▶ **WHAT IS ASKED**
**a.** Summarize the adjoint matching text below in two sentences.
**b.** According to the adjoint matching text below, what distribution does the optimally controlled process start from?

▶ **SOURCE DOCUMENT**
Adjoint Matching

Setup

Consider a pre-trained generative model that produces samples \(X_1\) by simulating the SDE

\[ dX_t = b(X_t, t) \, dt + \sigma(t) \, dW_t, \qquad X_0 \sim \mathcal{N}(0, I) \tag{1}\]

on \([0,1]\), where \(b\) encodes a learned score or velocity field. The path distribution of this process is \(\mathbb{P}\) and the terminal distribution is \(p_1(x)\). Given a reward function \(r: \mathbb{R}^D \to \mathbb{R}\), we want to fine-tune the model so that its output distribution becomes the tilted distribution

\[ \pi(x) \propto p_1(x) \, \exp(r(x)). \tag{2}\]

Introduce a control \(u(t,x)\) and the controlled SDE

\[ dX^u_t = {\left[ b(X^u_t, t) + \sigma(t) \, \textcolor{blue}{u(t, X^u_t)} \right]} \, dt + \sigma(t) \, dW_t. \tag{3}\]

The Girsanov theorem gives \(D_{\text{KL}}(\mathbb{P}^u \| \mathbb{P}) = \frac{1}{2} \mathbb{E}_{\mathbb{P}^u} \int_0^1 \|u(t, X^u_t)\|^2 \, dt\), so the stochastic optimal control problem

\[ \min_u \; \mathcal{J}(u) = \mathbb{E}_{\mathbb{P}^u} {\left[ \int_0^1 \tfrac{1}{2} \|u(t, X^u_t)\|^2 \, dt - r(X^u_1) \right]} \tag{4}\]

maximizes the terminal reward while penalizing deviations from the base process. Equivalently, we maximize \(\mathbb{E}[-\frac{1}{2}\|u\|^2 + r(X_1)]\), which is the SOC problem from the HJB notes with \(f = 0\) and \(g = r\).

Value function bias

The HJB notes show that the optimal control is \(u^\star(t,x) = \sigma(t)^\top \nabla V(t,x)\) where \(V(t,x) = \log h(t,x)\) is the value function and

\[ h(t,x) = \mathbb{E} {\left[ \exp(r(X_1)) \mid X_t = x \right]} \]

under the base process. The HJB notes derive the Radon-Nikodym derivative between the optimally controlled path \(\mathbb{P}^\star\) and the base \(\mathbb{P}\) via Girsanov. For \(f = 0\) and \(g = r\), the optimal path distribution satisfies

\[ \frac{d\mathbb{P}^\star}{d\mathbb{P}}(X_{[0,1]}) \propto \exp {\left( r(X_1) + V(0, X_0) \right)} . \tag{5}\]

The \(V(0, X_0)\) term comes from the initial distribution shift: the optimally controlled process starts from \(q_0(x_0) \propto p_0(x_0) \, h(0, x_0) = p_0(x_0) \, \exp(V(0, x_0))\), not from \(p_0\).

▶ **RAW DATA**
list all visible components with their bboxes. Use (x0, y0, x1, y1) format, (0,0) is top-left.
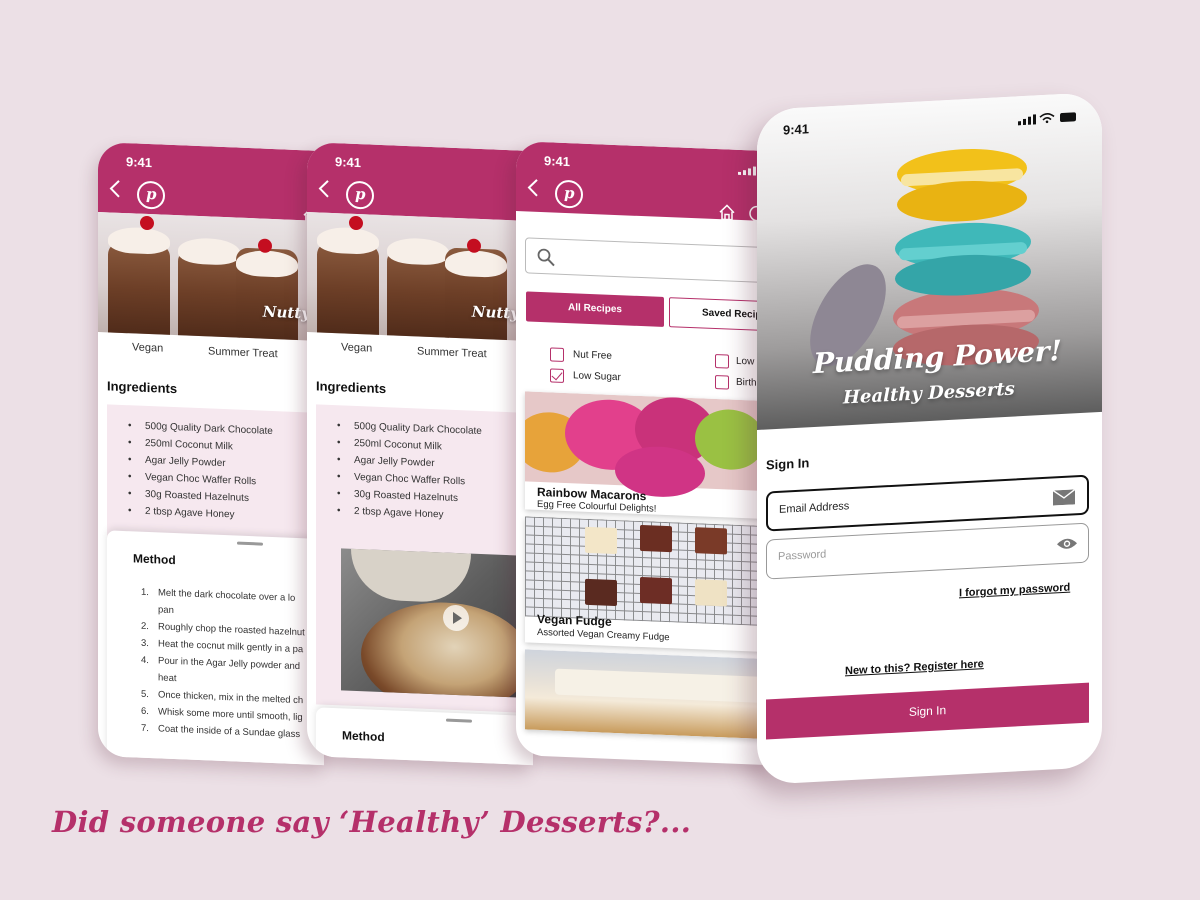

▶ **ANSWERS**
**a.** Fine-tuning a pre-trained generative model that simulates an SDE is posed as a stochastic optimal control problem: a control is added to the drift so that the output becomes the model's terminal distribution tilted by exp(r(x)), which maximizes terminal reward while penalizing deviations from the base process. The optimal control is σ(t)ᵀ∇V(t,x), with V = log h as the value function, and the optimally controlled path distribution is proportional to exp(r(X_1) + V(0, X_0)) relative to the base, where the V(0, X_0) term comes from a shift in the initial distribution.

**b.** It starts from q_0(x_0) ∝ p_0(x_0) h(0, x_0) = p_0(x_0) exp(V(0, x_0)), not from p_0.